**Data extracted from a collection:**

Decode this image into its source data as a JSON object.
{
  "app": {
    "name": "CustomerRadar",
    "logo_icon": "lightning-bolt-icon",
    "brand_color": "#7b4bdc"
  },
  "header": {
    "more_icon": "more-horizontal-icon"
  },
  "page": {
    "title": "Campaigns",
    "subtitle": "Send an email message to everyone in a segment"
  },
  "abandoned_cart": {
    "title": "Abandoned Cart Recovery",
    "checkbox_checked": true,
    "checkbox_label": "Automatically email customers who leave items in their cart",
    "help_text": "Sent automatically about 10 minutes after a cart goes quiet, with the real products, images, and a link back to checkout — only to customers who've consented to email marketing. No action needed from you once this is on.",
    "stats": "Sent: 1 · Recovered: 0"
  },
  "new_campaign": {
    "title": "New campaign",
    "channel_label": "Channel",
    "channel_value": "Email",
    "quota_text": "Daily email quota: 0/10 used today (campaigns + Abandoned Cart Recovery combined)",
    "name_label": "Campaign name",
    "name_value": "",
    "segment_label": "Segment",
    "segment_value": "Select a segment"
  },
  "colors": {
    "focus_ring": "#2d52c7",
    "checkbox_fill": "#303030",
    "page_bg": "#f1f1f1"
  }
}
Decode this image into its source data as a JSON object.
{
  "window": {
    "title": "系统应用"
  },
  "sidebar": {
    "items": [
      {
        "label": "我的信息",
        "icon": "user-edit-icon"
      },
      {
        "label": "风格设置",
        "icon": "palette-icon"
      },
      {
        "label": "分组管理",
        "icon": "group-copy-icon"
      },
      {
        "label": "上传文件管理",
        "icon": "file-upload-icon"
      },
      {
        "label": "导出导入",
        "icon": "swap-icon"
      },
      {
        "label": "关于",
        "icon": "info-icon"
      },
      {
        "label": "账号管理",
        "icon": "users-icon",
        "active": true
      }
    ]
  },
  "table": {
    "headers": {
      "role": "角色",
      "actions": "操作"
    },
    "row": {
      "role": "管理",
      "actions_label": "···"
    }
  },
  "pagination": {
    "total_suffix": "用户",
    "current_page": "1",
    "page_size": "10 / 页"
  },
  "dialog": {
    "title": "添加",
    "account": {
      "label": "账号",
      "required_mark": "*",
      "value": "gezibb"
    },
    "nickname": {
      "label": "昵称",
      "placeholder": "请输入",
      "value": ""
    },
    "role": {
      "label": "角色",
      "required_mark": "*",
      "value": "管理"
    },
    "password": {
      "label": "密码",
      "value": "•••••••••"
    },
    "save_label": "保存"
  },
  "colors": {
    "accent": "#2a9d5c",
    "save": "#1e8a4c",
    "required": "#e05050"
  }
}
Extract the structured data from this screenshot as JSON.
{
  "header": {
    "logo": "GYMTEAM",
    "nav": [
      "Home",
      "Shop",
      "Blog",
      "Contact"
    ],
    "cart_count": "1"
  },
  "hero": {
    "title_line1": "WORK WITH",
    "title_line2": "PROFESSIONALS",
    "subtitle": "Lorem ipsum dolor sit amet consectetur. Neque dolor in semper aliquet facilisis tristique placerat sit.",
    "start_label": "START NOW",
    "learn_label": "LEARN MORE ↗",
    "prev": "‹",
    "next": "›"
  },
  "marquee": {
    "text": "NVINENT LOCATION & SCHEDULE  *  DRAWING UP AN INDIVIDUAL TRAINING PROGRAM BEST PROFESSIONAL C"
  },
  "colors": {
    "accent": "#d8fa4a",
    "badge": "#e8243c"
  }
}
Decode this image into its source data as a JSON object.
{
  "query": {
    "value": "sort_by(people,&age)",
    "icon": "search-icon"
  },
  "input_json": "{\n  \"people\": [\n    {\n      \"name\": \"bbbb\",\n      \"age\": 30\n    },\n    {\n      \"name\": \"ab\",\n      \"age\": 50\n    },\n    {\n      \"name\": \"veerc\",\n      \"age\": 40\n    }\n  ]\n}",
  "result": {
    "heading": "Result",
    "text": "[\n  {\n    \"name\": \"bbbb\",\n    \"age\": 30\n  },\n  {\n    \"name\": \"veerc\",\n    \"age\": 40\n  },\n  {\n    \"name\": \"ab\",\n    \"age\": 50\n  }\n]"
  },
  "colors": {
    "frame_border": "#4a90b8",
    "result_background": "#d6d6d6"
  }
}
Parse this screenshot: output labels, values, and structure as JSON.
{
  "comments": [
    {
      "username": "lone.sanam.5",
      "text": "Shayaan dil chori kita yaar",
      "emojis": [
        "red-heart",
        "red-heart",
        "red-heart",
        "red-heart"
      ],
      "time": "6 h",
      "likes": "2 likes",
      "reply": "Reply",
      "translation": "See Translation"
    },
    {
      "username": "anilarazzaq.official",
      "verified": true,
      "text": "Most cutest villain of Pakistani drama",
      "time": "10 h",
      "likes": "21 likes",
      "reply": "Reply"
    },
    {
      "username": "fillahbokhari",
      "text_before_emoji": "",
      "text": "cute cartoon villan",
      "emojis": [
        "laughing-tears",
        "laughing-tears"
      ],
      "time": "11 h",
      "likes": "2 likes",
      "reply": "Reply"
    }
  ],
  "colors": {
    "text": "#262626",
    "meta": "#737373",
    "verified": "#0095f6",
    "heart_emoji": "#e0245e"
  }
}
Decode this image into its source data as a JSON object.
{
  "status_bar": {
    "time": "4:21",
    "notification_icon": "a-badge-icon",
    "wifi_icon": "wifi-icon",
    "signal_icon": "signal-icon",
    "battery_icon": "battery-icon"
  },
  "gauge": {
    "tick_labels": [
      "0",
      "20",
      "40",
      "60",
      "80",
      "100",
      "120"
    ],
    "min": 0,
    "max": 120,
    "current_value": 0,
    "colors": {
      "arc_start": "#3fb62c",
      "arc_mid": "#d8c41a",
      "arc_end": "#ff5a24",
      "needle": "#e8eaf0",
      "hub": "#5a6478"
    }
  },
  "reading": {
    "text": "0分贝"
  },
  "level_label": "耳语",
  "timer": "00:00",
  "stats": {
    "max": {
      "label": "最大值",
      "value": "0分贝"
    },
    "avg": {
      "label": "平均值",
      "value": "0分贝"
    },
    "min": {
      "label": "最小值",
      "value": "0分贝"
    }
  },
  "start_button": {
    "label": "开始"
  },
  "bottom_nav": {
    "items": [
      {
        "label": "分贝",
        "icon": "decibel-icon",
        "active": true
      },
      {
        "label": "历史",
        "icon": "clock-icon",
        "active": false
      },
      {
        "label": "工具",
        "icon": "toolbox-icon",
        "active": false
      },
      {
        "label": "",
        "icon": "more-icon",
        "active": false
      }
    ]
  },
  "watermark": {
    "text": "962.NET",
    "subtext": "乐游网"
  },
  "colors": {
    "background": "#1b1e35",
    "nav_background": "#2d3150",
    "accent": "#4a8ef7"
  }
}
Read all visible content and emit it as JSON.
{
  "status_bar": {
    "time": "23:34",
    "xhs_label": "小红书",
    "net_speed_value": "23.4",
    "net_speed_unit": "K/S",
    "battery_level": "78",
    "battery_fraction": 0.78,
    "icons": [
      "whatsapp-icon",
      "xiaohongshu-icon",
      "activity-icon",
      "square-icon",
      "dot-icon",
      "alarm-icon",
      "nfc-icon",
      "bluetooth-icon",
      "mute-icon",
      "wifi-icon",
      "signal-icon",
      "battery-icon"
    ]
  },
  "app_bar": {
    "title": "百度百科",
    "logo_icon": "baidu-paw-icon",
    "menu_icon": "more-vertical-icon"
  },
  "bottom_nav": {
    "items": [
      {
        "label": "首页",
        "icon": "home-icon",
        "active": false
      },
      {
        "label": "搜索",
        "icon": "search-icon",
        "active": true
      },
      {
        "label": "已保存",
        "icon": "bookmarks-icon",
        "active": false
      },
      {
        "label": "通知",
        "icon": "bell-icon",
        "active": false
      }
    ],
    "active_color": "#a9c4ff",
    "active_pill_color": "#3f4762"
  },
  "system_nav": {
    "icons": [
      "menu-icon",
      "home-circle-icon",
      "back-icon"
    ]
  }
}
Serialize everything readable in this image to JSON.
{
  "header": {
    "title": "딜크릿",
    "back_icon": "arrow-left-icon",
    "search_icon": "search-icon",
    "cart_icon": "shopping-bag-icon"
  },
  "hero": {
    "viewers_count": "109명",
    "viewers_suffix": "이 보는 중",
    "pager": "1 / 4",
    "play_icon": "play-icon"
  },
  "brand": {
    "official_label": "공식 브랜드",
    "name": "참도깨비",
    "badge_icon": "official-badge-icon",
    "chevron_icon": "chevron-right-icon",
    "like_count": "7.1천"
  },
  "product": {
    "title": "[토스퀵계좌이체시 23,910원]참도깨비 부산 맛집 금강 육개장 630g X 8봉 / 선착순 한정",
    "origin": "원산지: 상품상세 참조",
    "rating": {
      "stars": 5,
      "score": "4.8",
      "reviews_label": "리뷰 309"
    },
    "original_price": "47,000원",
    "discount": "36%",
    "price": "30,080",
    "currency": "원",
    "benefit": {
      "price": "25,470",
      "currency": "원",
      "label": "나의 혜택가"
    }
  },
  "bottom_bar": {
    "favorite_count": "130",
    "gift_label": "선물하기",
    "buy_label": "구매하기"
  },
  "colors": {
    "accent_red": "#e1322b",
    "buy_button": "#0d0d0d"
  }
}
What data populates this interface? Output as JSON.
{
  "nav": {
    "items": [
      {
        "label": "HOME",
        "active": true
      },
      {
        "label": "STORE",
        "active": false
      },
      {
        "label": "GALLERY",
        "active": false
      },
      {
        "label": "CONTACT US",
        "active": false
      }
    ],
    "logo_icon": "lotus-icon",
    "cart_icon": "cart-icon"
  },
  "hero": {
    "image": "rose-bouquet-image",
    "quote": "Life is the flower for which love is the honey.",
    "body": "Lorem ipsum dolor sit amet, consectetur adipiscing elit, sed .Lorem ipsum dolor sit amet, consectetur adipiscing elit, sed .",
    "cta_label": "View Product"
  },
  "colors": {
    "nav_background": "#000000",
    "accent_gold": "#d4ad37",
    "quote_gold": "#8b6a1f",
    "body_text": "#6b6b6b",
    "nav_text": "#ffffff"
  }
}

**Written task:** In the entries above, identify every line with the word "subtitle". Copy those lines.

**Exercise output:**
    "subtitle": "Send an email message to everyone in a segment"
    "subtitle": "Lorem ipsum dolor sit amet consectetur. Neque dolor in semper aliquet facilisis tristique placerat sit.",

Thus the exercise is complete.